— START Task data —

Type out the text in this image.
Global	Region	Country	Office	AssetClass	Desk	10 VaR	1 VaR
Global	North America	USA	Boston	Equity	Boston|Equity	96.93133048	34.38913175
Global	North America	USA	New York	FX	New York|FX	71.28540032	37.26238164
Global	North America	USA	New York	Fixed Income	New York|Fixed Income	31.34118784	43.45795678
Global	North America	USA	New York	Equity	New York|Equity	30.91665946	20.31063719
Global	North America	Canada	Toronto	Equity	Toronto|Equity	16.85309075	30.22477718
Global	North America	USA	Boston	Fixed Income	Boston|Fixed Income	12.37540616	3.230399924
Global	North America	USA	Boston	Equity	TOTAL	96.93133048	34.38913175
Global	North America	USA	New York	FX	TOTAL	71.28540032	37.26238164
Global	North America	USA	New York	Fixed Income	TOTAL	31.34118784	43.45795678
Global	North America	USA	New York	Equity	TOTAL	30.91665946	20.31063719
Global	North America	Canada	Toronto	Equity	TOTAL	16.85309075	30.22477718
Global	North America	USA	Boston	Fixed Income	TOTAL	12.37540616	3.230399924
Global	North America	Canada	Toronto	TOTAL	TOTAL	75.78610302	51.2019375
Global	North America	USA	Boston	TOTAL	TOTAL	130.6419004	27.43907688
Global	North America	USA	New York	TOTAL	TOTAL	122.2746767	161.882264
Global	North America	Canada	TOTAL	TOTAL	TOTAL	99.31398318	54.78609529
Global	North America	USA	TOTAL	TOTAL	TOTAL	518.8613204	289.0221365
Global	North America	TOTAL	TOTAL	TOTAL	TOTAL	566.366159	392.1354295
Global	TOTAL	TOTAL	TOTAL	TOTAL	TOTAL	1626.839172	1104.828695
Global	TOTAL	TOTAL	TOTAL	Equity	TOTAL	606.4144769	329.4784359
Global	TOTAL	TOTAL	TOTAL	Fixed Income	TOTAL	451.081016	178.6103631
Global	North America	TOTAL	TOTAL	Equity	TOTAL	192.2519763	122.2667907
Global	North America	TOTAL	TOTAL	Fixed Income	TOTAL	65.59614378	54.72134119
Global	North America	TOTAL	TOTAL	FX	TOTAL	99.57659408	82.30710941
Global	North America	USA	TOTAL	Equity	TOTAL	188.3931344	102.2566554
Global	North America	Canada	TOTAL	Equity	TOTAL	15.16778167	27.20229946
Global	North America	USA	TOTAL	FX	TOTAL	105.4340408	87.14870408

— END Task data —

Your task is to gather all lines from the entries above that hold the word "Equity".

* **Complete output**:
Global	North America	USA	Boston	Equity	Boston|Equity	96.93133048	34.38913175
Global	North America	USA	New York	Equity	New York|Equity	30.91665946	20.31063719
Global	North America	Canada	Toronto	Equity	Toronto|Equity	16.85309075	30.22477718
Global	North America	USA	Boston	Equity	TOTAL	96.93133048	34.38913175
Global	North America	USA	New York	Equity	TOTAL	30.91665946	20.31063719
Global	North America	Canada	Toronto	Equity	TOTAL	16.85309075	30.22477718
Global	TOTAL	TOTAL	TOTAL	Equity	TOTAL	606.4144769	329.4784359
Global	North America	TOTAL	TOTAL	Equity	TOTAL	192.2519763	122.2667907
Global	North America	USA	TOTAL	Equity	TOTAL	188.3931344	102.2566554
Global	North America	Canada	TOTAL	Equity	TOTAL	15.16778167	27.20229946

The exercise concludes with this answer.